* [Supplied data]:
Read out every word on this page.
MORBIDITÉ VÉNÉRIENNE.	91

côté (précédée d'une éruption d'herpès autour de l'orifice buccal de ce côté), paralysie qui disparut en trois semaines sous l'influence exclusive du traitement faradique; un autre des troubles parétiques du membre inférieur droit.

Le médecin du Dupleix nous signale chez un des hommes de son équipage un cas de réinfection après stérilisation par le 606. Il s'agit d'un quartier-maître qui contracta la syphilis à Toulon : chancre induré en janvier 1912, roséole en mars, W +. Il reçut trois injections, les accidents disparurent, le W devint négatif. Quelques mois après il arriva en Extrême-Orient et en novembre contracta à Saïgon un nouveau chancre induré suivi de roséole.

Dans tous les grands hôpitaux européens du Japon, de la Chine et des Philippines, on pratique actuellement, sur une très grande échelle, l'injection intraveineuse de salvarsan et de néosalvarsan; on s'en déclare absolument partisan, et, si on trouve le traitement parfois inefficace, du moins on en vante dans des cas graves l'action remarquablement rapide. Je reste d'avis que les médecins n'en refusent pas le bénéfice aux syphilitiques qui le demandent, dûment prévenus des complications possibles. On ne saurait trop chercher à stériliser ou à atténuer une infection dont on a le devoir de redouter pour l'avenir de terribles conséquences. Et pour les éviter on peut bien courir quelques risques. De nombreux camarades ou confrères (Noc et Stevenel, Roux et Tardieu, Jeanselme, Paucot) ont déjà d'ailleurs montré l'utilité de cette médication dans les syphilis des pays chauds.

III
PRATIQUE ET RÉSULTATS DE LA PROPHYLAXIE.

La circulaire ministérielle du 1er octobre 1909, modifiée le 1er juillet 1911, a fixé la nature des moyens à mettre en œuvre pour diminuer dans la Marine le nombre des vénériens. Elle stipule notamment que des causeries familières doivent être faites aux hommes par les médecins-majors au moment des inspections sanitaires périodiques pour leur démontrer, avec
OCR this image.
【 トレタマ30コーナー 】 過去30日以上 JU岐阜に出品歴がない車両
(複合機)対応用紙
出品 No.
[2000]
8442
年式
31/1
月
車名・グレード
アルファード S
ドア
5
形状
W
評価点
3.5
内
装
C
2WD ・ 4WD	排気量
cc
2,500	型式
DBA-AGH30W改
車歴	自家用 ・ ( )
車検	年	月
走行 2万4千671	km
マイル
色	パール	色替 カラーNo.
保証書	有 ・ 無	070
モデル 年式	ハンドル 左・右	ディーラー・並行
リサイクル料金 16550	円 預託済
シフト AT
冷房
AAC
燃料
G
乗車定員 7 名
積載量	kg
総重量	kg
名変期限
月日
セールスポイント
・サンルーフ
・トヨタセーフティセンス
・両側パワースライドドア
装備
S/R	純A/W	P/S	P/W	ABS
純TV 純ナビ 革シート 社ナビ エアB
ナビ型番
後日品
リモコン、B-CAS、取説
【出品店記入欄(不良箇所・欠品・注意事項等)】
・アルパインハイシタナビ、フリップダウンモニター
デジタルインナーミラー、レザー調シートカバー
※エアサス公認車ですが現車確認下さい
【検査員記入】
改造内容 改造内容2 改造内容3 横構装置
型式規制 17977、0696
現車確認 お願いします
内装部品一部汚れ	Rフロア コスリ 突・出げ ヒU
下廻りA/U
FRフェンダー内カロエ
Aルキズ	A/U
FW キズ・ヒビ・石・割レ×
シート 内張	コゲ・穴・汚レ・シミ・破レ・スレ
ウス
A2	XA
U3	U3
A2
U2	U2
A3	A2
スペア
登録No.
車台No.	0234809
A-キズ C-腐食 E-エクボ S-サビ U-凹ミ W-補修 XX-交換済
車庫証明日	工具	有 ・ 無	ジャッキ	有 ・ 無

* [Written exercise]: Write every entry out again exactly.

* [Correct answer]:
Read out every word on this page.
MORBIDITÉ VÉNÉRIENNE.	91

côté (précédée d'une éruption d'herpès autour de l'orifice buccal de ce côté), paralysie qui disparut en trois semaines sous l'influence exclusive du traitement faradique; un autre des troubles parétiques du membre inférieur droit.

Le médecin du Dupleix nous signale chez un des hommes de son équipage un cas de réinfection après stérilisation par le 606. Il s'agit d'un quartier-maître qui contracta la syphilis à Toulon : chancre induré en janvier 1912, roséole en mars, W +. Il reçut trois injections, les accidents disparurent, le W devint négatif. Quelques mois après il arriva en Extrême-Orient et en novembre contracta à Saïgon un nouveau chancre induré suivi de roséole.

Dans tous les grands hôpitaux européens du Japon, de la Chine et des Philippines, on pratique actuellement, sur une très grande échelle, l'injection intraveineuse de salvarsan et de néosalvarsan; on s'en déclare absolument partisan, et, si on trouve le traitement parfois inefficace, du moins on en vante dans des cas graves l'action remarquablement rapide. Je reste d'avis que les médecins n'en refusent pas le bénéfice aux syphilitiques qui le demandent, dûment prévenus des complications possibles. On ne saurait trop chercher à stériliser ou à atténuer une infection dont on a le devoir de redouter pour l'avenir de terribles conséquences. Et pour les éviter on peut bien courir quelques risques. De nombreux camarades ou confrères (Noc et Stevenel, Roux et Tardieu, Jeanselme, Paucot) ont déjà d'ailleurs montré l'utilité de cette médication dans les syphilis des pays chauds.

III
PRATIQUE ET RÉSULTATS DE LA PROPHYLAXIE.

La circulaire ministérielle du 1er octobre 1909, modifiée le 1er juillet 1911, a fixé la nature des moyens à mettre en œuvre pour diminuer dans la Marine le nombre des vénériens. Elle stipule notamment que des causeries familières doivent être faites aux hommes par les médecins-majors au moment des inspections sanitaires périodiques pour leur démontrer, avec
OCR this image.
【 トレタマ30コーナー 】 過去30日以上 JU岐阜に出品歴がない車両
(複合機)対応用紙
出品 No.
[2000]
8442
年式
31/1
月
車名・グレード
アルファード S
ドア
5
形状
W
評価点
3.5
内
装
C
2WD ・ 4WD	排気量
cc
2,500	型式
DBA-AGH30W改
車歴	自家用 ・ ( )
車検	年	月
走行 2万4千671	km
マイル
色	パール	色替 カラーNo.
保証書	有 ・ 無	070
モデル 年式	ハンドル 左・右	ディーラー・並行
リサイクル料金 16550	円 預託済
シフト AT
冷房
AAC
燃料
G
乗車定員 7 名
積載量	kg
総重量	kg
名変期限
月日
セールスポイント
・サンルーフ
・トヨタセーフティセンス
・両側パワースライドドア
装備
S/R	純A/W	P/S	P/W	ABS
純TV 純ナビ 革シート 社ナビ エアB
ナビ型番
後日品
リモコン、B-CAS、取説
【出品店記入欄(不良箇所・欠品・注意事項等)】
・アルパインハイシタナビ、フリップダウンモニター
デジタルインナーミラー、レザー調シートカバー
※エアサス公認車ですが現車確認下さい
【検査員記入】
改造内容 改造内容2 改造内容3 横構装置
型式規制 17977、0696
現車確認 お願いします
内装部品一部汚れ	Rフロア コスリ 突・出げ ヒU
下廻りA/U
FRフェンダー内カロエ
Aルキズ	A/U
FW キズ・ヒビ・石・割レ×
シート 内張	コゲ・穴・汚レ・シミ・破レ・スレ
ウス
A2	XA
U3	U3
A2
U2	U2
A3	A2
スペア
登録No.
車台No.	0234809
A-キズ C-腐食 E-エクボ S-サビ U-凹ミ W-補修 XX-交換済
車庫証明日	工具	有 ・ 無	ジャッキ	有 ・ 無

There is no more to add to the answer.